Entries from a dataset:
━━━━━━━━━━━━━━━━━━━━━━━━━━━━━━
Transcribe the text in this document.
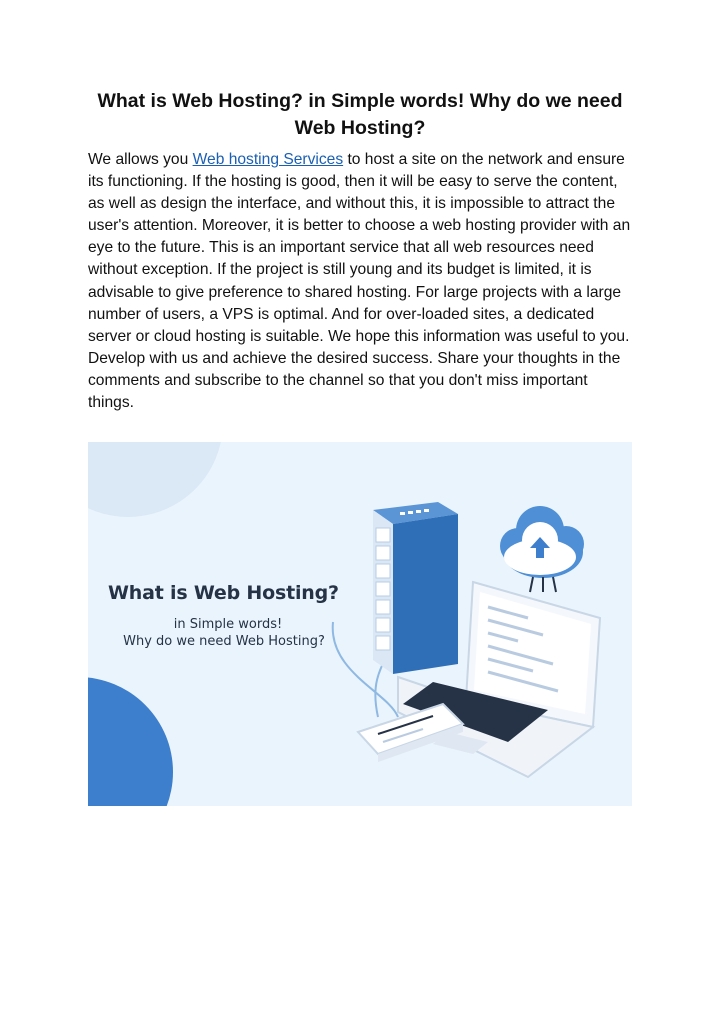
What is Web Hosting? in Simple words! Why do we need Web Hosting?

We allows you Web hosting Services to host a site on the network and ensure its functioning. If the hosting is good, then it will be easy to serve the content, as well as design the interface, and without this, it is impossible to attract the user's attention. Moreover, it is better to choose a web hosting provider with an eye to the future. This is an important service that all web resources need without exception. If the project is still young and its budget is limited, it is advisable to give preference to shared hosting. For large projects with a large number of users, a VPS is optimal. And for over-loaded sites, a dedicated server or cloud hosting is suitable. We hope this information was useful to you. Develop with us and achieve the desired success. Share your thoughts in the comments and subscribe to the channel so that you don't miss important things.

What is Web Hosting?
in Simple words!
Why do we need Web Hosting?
━━━━━━━━━━━━━━━━━━━━━━━━━━━━━━
§ Exercise: From the listing above, find the number of lines with the word "Simple" in them. Answer with the number only.

§ Response below: 2